## Short problem
Reproduce the lines starting at the one that contains "arrow-last-head: [2076, 1073, 2097, 1097]" and ending at the one that contains "last-year-box: [785, 808, 854, 847]", with both of those lines included.

(Stored data entries)
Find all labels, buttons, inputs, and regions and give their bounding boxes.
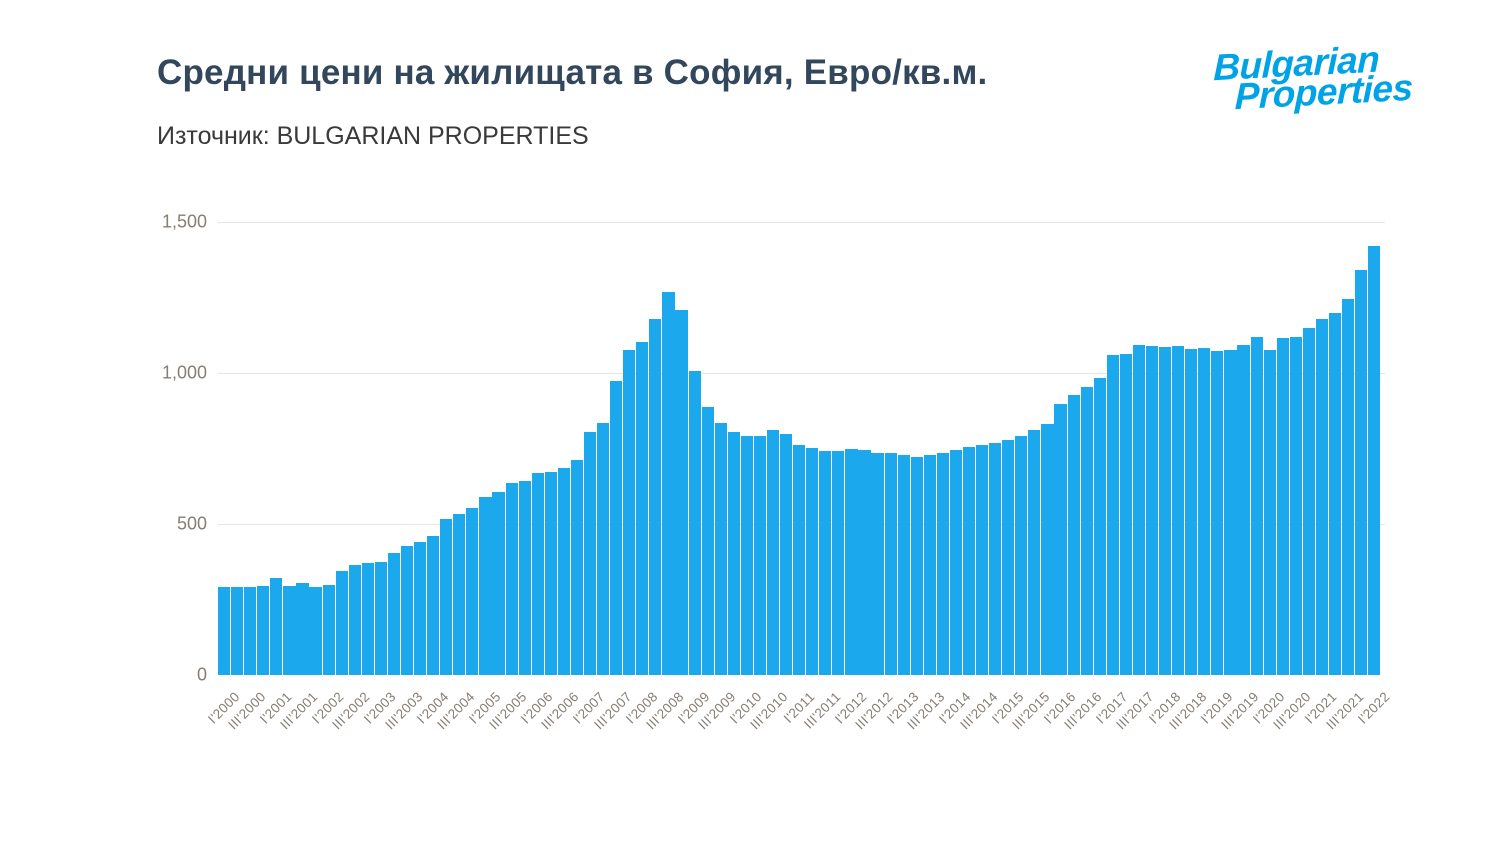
bar	[1250, 337, 1263, 675]
bar	[1368, 245, 1381, 675]
page-title: Средни цени на жилищата в София, Евро/кв…	[157, 53, 988, 92]
bar	[1328, 312, 1342, 675]
bar	[1015, 436, 1028, 675]
bar	[231, 586, 244, 675]
bar	[453, 514, 466, 675]
bar	[270, 577, 283, 675]
bar	[427, 535, 440, 675]
bar	[1159, 347, 1172, 675]
bar	[649, 318, 662, 675]
bar	[1341, 299, 1355, 675]
bar	[989, 443, 1002, 675]
bar	[845, 449, 858, 675]
bar	[701, 406, 714, 675]
bar	[544, 471, 557, 675]
bar	[400, 545, 414, 675]
bar	[1224, 349, 1237, 675]
bar	[296, 582, 309, 675]
bar	[675, 309, 688, 675]
bar	[871, 452, 884, 675]
bar	[570, 459, 584, 675]
bar	[1276, 338, 1289, 675]
bar	[662, 292, 675, 675]
bar	[1132, 344, 1146, 675]
bar	[636, 341, 649, 675]
bar	[949, 450, 963, 675]
bar	[1145, 345, 1159, 675]
bar	[218, 586, 231, 675]
bar	[597, 422, 610, 675]
bar	[923, 455, 936, 675]
bar	[1119, 353, 1132, 675]
bar	[1054, 404, 1067, 675]
bar	[1211, 350, 1224, 675]
y-axis-tick-label: 500	[176, 513, 207, 534]
bar	[1355, 269, 1368, 675]
bar	[819, 450, 832, 675]
bar	[779, 434, 793, 675]
y-axis-tick-label: 1,000	[161, 362, 207, 383]
bar	[858, 450, 871, 675]
bar	[740, 436, 753, 675]
bar	[897, 455, 910, 675]
bar	[244, 587, 257, 675]
bar	[1185, 349, 1198, 675]
gridline-1000	[218, 373, 1385, 374]
bar	[1289, 337, 1302, 675]
bar	[1002, 440, 1015, 675]
gridline-1500	[218, 222, 1385, 223]
bar	[832, 450, 845, 675]
bar	[962, 446, 976, 675]
bar	[1172, 345, 1185, 675]
bar	[557, 468, 570, 675]
bar	[387, 553, 401, 675]
bar	[309, 586, 322, 675]
bar	[374, 562, 387, 675]
bar	[531, 473, 544, 675]
y-axis-tick-label: 1,500	[161, 211, 207, 232]
bar	[610, 381, 623, 675]
bar	[1080, 386, 1093, 675]
bar	[414, 541, 427, 675]
y-axis-tick-label: 0	[196, 664, 207, 685]
bar	[753, 436, 766, 675]
bar	[910, 456, 923, 675]
bar	[976, 444, 989, 675]
bar	[518, 480, 531, 675]
bar	[479, 497, 492, 675]
bar	[936, 453, 949, 675]
bar	[1067, 395, 1080, 675]
bar	[361, 563, 374, 675]
bar	[1198, 348, 1211, 675]
bar	[623, 349, 636, 675]
bar	[793, 444, 806, 675]
bar	[806, 448, 819, 675]
bar	[1263, 350, 1276, 675]
bar	[335, 571, 348, 675]
bar	[1315, 319, 1328, 675]
bar	[348, 565, 361, 675]
bar	[688, 370, 701, 675]
bar	[505, 482, 518, 675]
bar	[283, 585, 296, 675]
bar	[1028, 429, 1041, 675]
bar	[714, 422, 727, 675]
bar	[257, 585, 270, 675]
bar	[466, 507, 479, 675]
bar	[492, 492, 505, 675]
bar	[1093, 378, 1106, 675]
bar	[1237, 344, 1250, 675]
page-subtitle: Източник: BULGARIAN PROPERTIES	[157, 122, 589, 150]
bar	[1106, 354, 1119, 675]
bar	[322, 585, 335, 675]
bar	[583, 431, 597, 675]
bar	[1302, 328, 1315, 675]
bar	[766, 430, 780, 675]
bar	[1041, 423, 1054, 675]
bar	[884, 453, 897, 675]
bar	[440, 518, 453, 675]
bar	[727, 431, 740, 675]
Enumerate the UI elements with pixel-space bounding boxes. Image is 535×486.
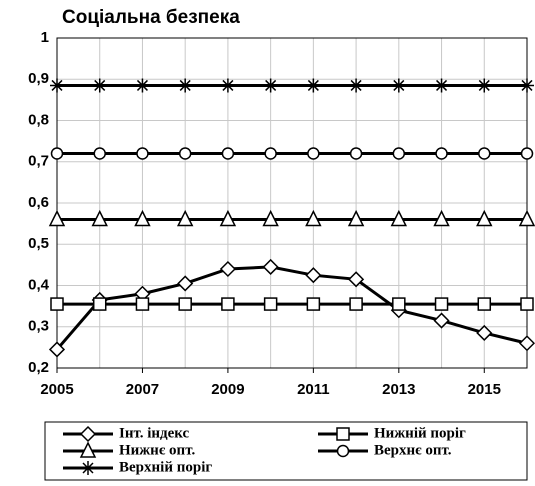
marker [178, 147, 192, 160]
marker [476, 209, 493, 227]
y-tick-label: 0,5 [28, 235, 49, 252]
marker [306, 297, 321, 311]
marker [176, 209, 194, 227]
marker [476, 324, 493, 341]
x-tick-label: 2013 [382, 381, 415, 398]
marker [348, 271, 365, 288]
marker [50, 78, 64, 93]
marker [79, 425, 97, 443]
y-tick-label: 0,4 [28, 276, 50, 293]
marker [219, 209, 237, 227]
marker [390, 209, 408, 227]
marker [50, 147, 64, 160]
marker [262, 258, 279, 275]
marker [435, 147, 448, 160]
marker [305, 209, 322, 227]
legend-label: Нижній поріг [374, 425, 466, 441]
marker [48, 209, 66, 227]
legend-label: Нижнє опт. [119, 442, 195, 458]
marker [392, 147, 406, 160]
marker [391, 78, 406, 93]
marker [177, 275, 194, 292]
legend-label: Верхній поріг [119, 459, 212, 475]
marker [349, 147, 363, 160]
chart-title: Соціальна безпека [62, 7, 240, 28]
y-tick-label: 0,9 [28, 70, 49, 87]
marker [434, 78, 449, 93]
marker [48, 341, 66, 358]
marker [136, 147, 149, 160]
marker [93, 147, 106, 160]
series-line [55, 265, 528, 351]
marker [433, 209, 450, 227]
marker [433, 312, 450, 329]
y-tick-label: 0,3 [28, 318, 49, 335]
x-tick-label: 2005 [40, 381, 73, 398]
marker [264, 147, 277, 160]
y-tick-label: 0,2 [28, 359, 49, 376]
y-tick-label: 1 [41, 29, 49, 46]
marker [518, 209, 535, 227]
legend-label: Інт. індекс [119, 425, 190, 441]
marker [336, 427, 350, 441]
marker [478, 147, 491, 160]
marker [221, 297, 235, 311]
marker [434, 297, 449, 311]
marker [520, 297, 534, 311]
marker [221, 147, 235, 160]
marker [134, 209, 151, 227]
marker [135, 78, 150, 93]
marker [349, 78, 364, 93]
marker [349, 297, 363, 311]
marker [91, 209, 108, 227]
x-tick-label: 2015 [468, 381, 501, 398]
marker [392, 297, 406, 311]
marker [518, 335, 535, 352]
marker [477, 78, 492, 93]
y-tick-label: 0,8 [28, 111, 49, 128]
marker [307, 147, 320, 160]
marker [262, 209, 279, 227]
marker [477, 297, 492, 311]
marker [520, 78, 534, 93]
y-tick-label: 0,6 [28, 194, 49, 211]
marker [306, 78, 321, 93]
marker [220, 78, 235, 93]
marker [336, 444, 350, 458]
marker [219, 260, 236, 278]
legend-label: Верхнє опт. [374, 442, 452, 458]
marker [135, 297, 150, 311]
x-tick-label: 2007 [126, 381, 159, 398]
plot-frame [56, 37, 528, 369]
marker [347, 209, 365, 227]
marker [520, 147, 534, 160]
marker [178, 297, 192, 311]
marker [305, 267, 322, 284]
y-tick-label: 0,7 [28, 153, 49, 170]
x-tick-label: 2011 [297, 381, 330, 398]
marker [263, 297, 278, 311]
marker [92, 297, 107, 311]
legend-box [44, 421, 528, 481]
marker [263, 78, 278, 93]
marker [50, 297, 64, 311]
x-tick-label: 2009 [211, 381, 244, 398]
marker [92, 78, 107, 93]
marker [81, 461, 95, 475]
marker [79, 441, 97, 458]
marker [178, 78, 193, 93]
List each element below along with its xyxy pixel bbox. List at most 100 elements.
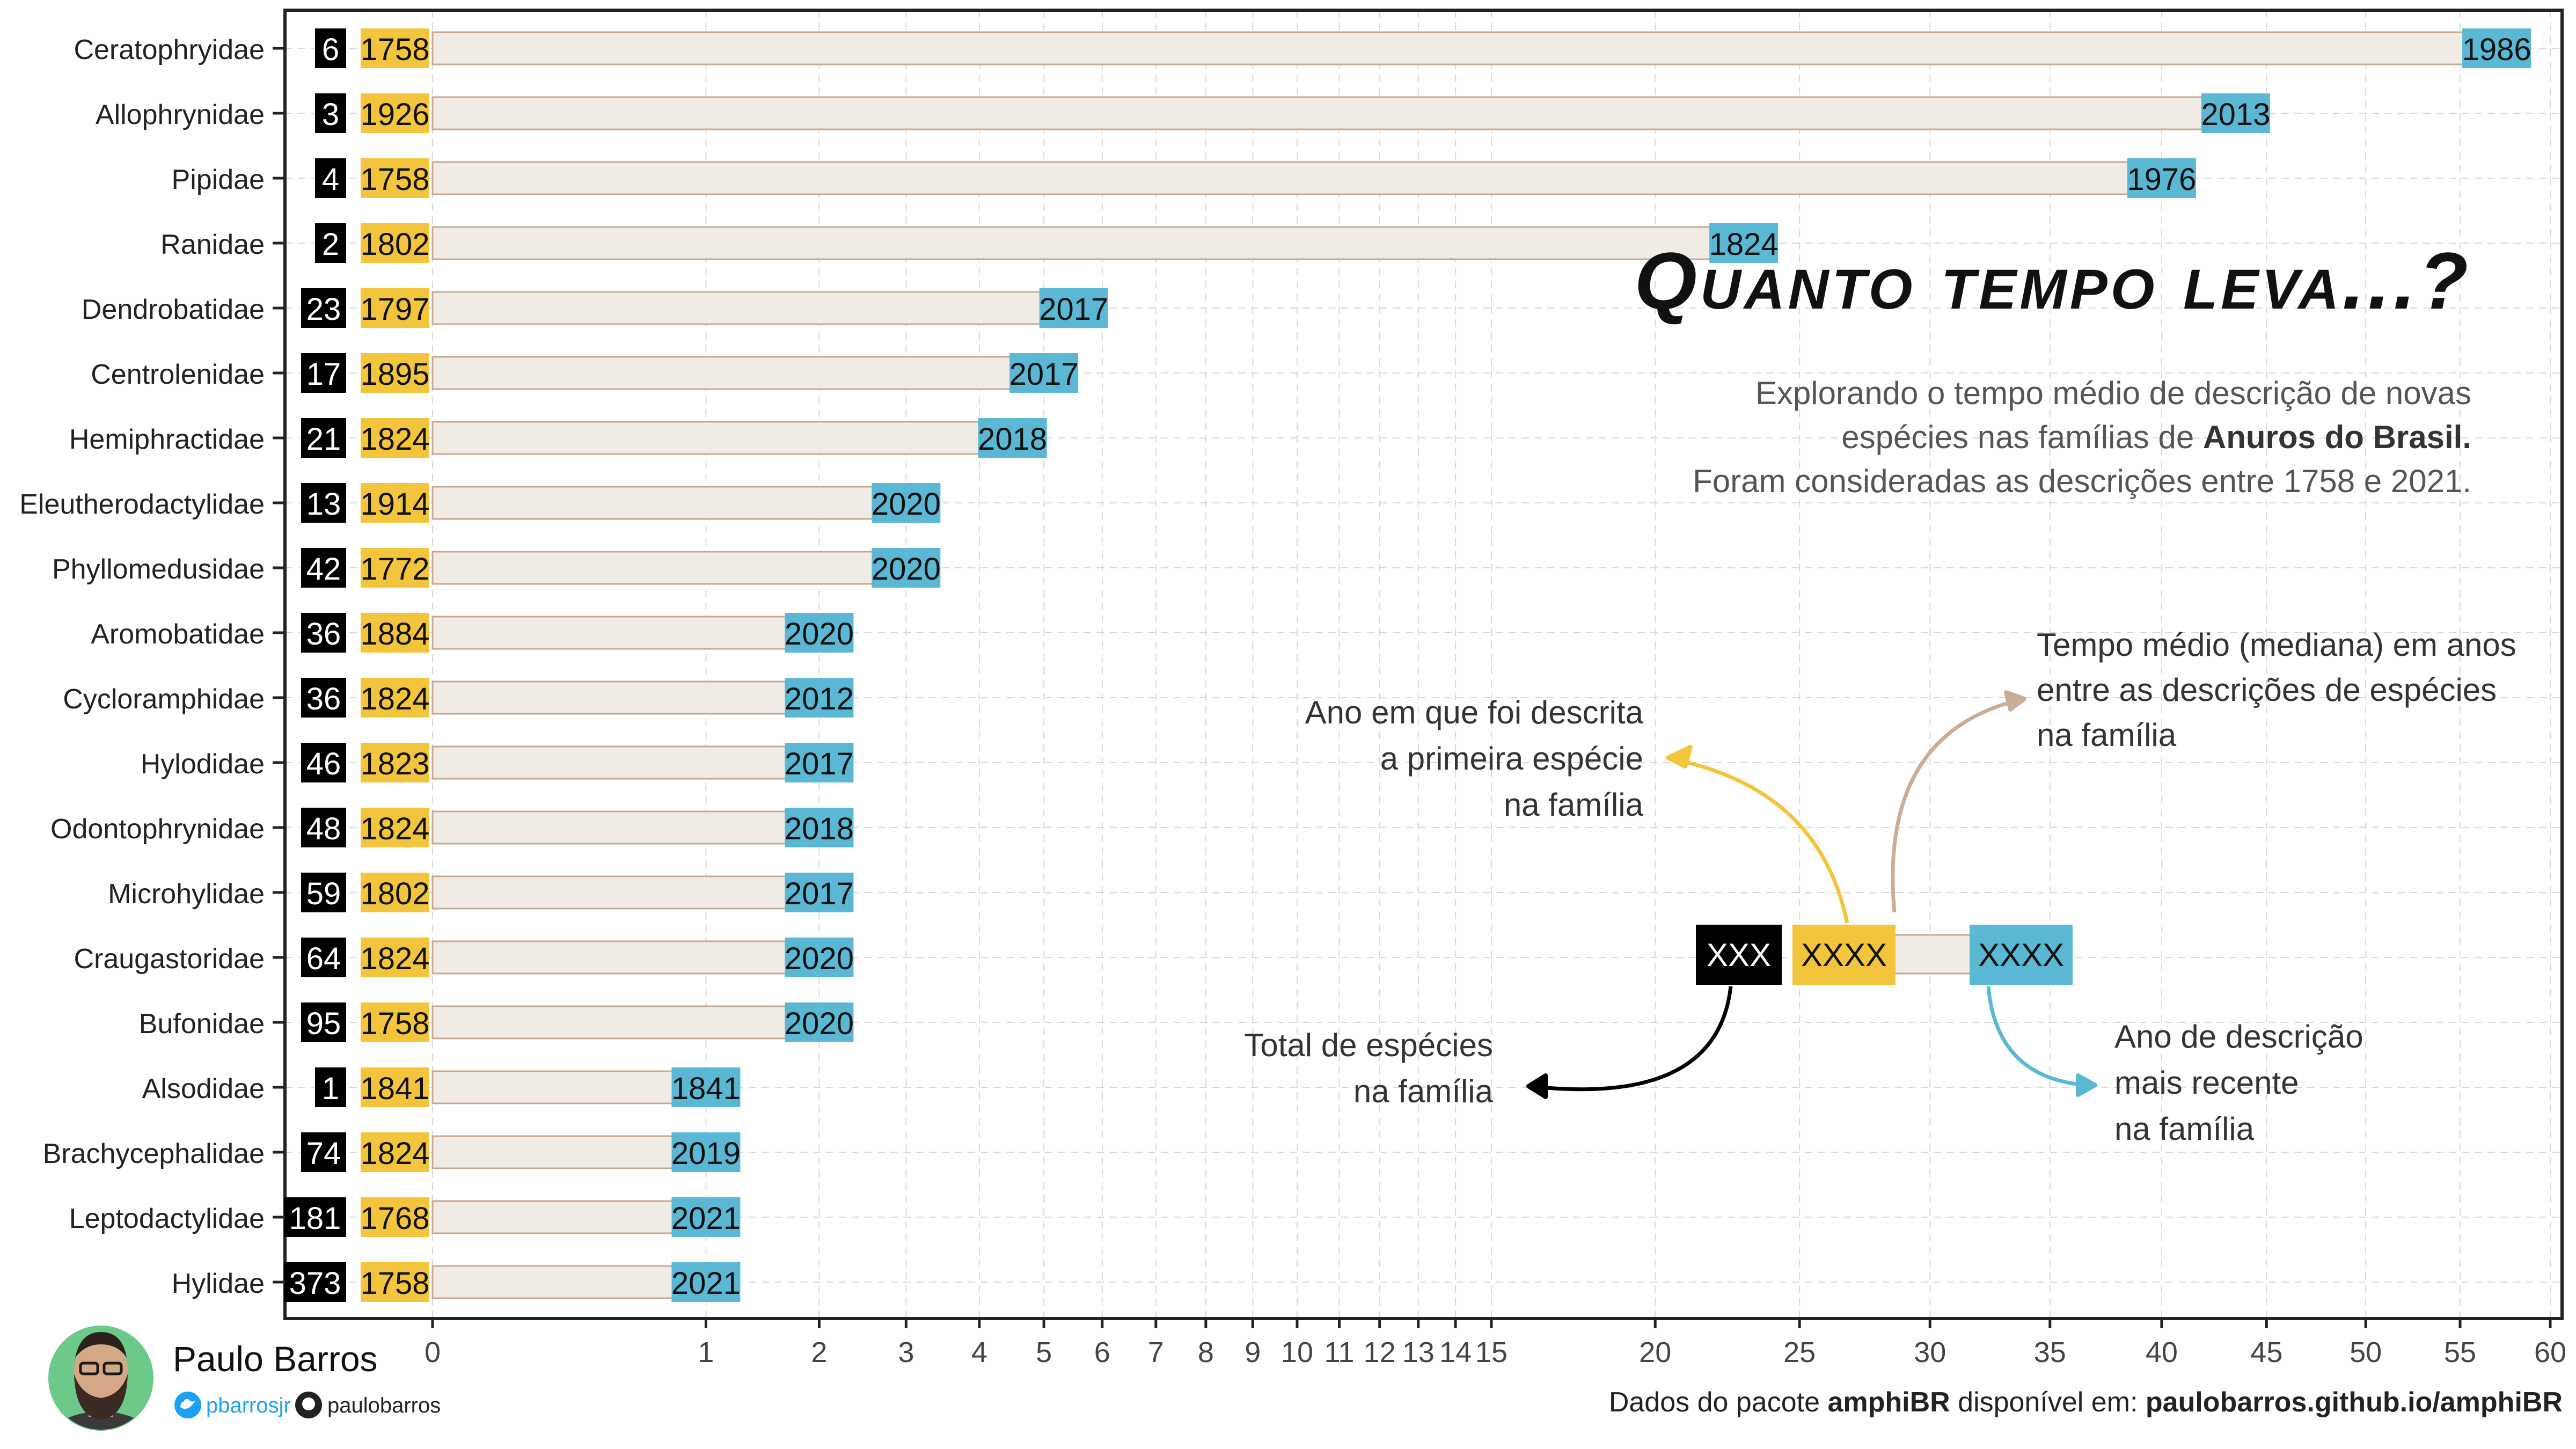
arrow-last-head: [2076, 1073, 2097, 1097]
first-year-box: [361, 938, 429, 977]
legend-example: XXX XXXX XXXX Ano em que foi descrita a p…: [1244, 627, 2516, 1147]
first-year-label: 1758: [360, 1006, 429, 1041]
first-year-label: 1841: [360, 1071, 429, 1106]
first-year-label: 1824: [360, 1136, 429, 1171]
x-tick-label: 5: [1036, 1336, 1052, 1368]
last-year-box: [1709, 223, 1779, 263]
family-label: Eleutherodactylidae: [19, 489, 265, 520]
total-species-box: [301, 353, 346, 393]
x-tick-label: 15: [1475, 1336, 1507, 1368]
total-species-box: [315, 93, 346, 133]
last-year-box: [2201, 93, 2270, 133]
arrow-total-head: [1526, 1073, 1548, 1099]
last-year-box: [785, 808, 854, 847]
legend-last-box: [1970, 925, 2073, 985]
avatar: [49, 1332, 152, 1430]
total-species-label: 74: [306, 1136, 341, 1171]
first-year-box: [361, 288, 429, 328]
total-species-box: [315, 223, 346, 263]
median-bar: [431, 486, 907, 520]
median-bar: [431, 421, 1014, 455]
subtitle-line: Foram consideradas as descrições entre 1…: [1693, 463, 2471, 499]
last-year-label: 2018: [785, 811, 854, 846]
legend-last-text: XXXX: [1978, 937, 2064, 973]
first-year-label: 1758: [360, 162, 429, 197]
total-species-box: [301, 743, 346, 782]
total-species-label: 64: [306, 941, 341, 976]
last-year-box: [671, 1132, 741, 1172]
median-bar: [431, 226, 1745, 260]
subtitle-line: espécies nas famílias de Anuros do Brasi…: [1841, 419, 2471, 455]
first-year-label: 1772: [360, 552, 429, 587]
total-species-label: 6: [322, 32, 339, 67]
x-tick-label: 25: [1783, 1336, 1816, 1368]
last-year-label: 2017: [1009, 357, 1079, 392]
median-bar: [431, 1005, 820, 1040]
median-bar: [431, 745, 820, 780]
total-species-label: 17: [306, 357, 341, 392]
first-year-label: 1802: [360, 227, 429, 262]
first-year-box: [361, 418, 429, 458]
total-species-label: 3: [322, 97, 339, 132]
legend-label-line: Total de espécies: [1244, 1027, 1493, 1063]
legend-first-box: [1792, 925, 1896, 985]
total-species-box: [301, 808, 346, 847]
subtitle-line: Explorando o tempo médio de descrição de…: [1755, 375, 2471, 411]
total-species-label: 95: [306, 1006, 341, 1041]
last-year-label: 2021: [671, 1266, 741, 1301]
last-year-label: 2020: [785, 1006, 854, 1041]
first-year-label: 1914: [360, 487, 429, 522]
first-year-box: [361, 1067, 429, 1107]
last-year-label: 2018: [978, 422, 1047, 457]
median-bar: [431, 1135, 707, 1169]
last-year-box: [1039, 288, 1108, 328]
last-year-box: [872, 483, 941, 523]
family-label: Hylodidae: [141, 749, 265, 780]
last-year-box: [978, 418, 1047, 458]
first-year-label: 1768: [360, 1201, 429, 1236]
last-year-label: 2019: [671, 1136, 741, 1171]
last-year-label: 2017: [1039, 292, 1108, 327]
family-label: Ceratophryidae: [74, 34, 265, 65]
total-species-box: [284, 1197, 346, 1237]
last-year-box: [785, 873, 854, 912]
median-bar: [431, 291, 1075, 325]
median-bar: [431, 31, 2498, 65]
first-year-label: 1824: [360, 811, 429, 846]
median-bar: [431, 616, 820, 650]
last-year-box: [785, 743, 854, 782]
first-year-label: 1758: [360, 1266, 429, 1301]
legend-label-line: mais recente: [2114, 1065, 2299, 1101]
x-tick-label: 35: [2034, 1336, 2066, 1368]
legend-total-box: [1696, 925, 1782, 985]
family-label: Alsodidae: [142, 1073, 265, 1104]
total-species-label: 13: [306, 487, 341, 522]
author-block: Paulo Barros pbarrosjr paulobarros: [48, 1326, 441, 1431]
author-twitter: pbarrosjr: [206, 1394, 291, 1417]
total-species-label: 1: [322, 1071, 339, 1106]
total-species-box: [301, 483, 346, 523]
first-year-box: [361, 483, 429, 523]
total-species-box: [301, 1132, 346, 1172]
last-year-label: 2013: [2201, 97, 2270, 132]
x-tick-label: 2: [811, 1336, 827, 1368]
x-tick-label: 30: [1914, 1336, 1946, 1368]
total-species-label: 36: [306, 682, 341, 716]
last-year-box: [671, 1067, 741, 1107]
family-label: Ranidae: [160, 229, 265, 260]
family-label: Hemiphractidae: [69, 424, 265, 455]
author-github: paulobarros: [327, 1394, 441, 1417]
x-tick-label: 1: [698, 1336, 714, 1368]
legend-label-last: Ano de descrição mais recente na família: [2114, 1019, 2363, 1147]
median-bar: [431, 161, 2163, 195]
first-year-label: 1823: [360, 747, 429, 781]
last-year-label: 2012: [785, 682, 854, 716]
arrow-first-head: [1666, 745, 1693, 769]
x-tick-label: 13: [1402, 1336, 1435, 1368]
total-species-box: [301, 938, 346, 977]
family-label: Centrolenidae: [91, 359, 265, 390]
first-year-box: [361, 93, 429, 133]
last-year-box: [872, 548, 941, 588]
total-species-label: 46: [306, 747, 341, 781]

## Exercise output
arrow-last-head: [2076, 1073, 2097, 1097]
first-year-box: [361, 938, 429, 977]
legend-example: XXX XXXX XXXX Ano em que foi descrita a p…: [1244, 627, 2516, 1147]
first-year-label: 1758: [360, 1006, 429, 1041]
first-year-label: 1841: [360, 1071, 429, 1106]
first-year-label: 1824: [360, 1136, 429, 1171]
x-tick-label: 5: [1036, 1336, 1052, 1368]
last-year-box: [1709, 223, 1779, 263]
family-label: Eleutherodactylidae: [19, 489, 265, 520]
total-species-box: [301, 353, 346, 393]
x-tick-label: 15: [1475, 1336, 1507, 1368]
total-species-box: [315, 93, 346, 133]
last-year-box: [2201, 93, 2270, 133]
arrow-total-head: [1526, 1073, 1548, 1099]
last-year-box: [785, 808, 854, 847]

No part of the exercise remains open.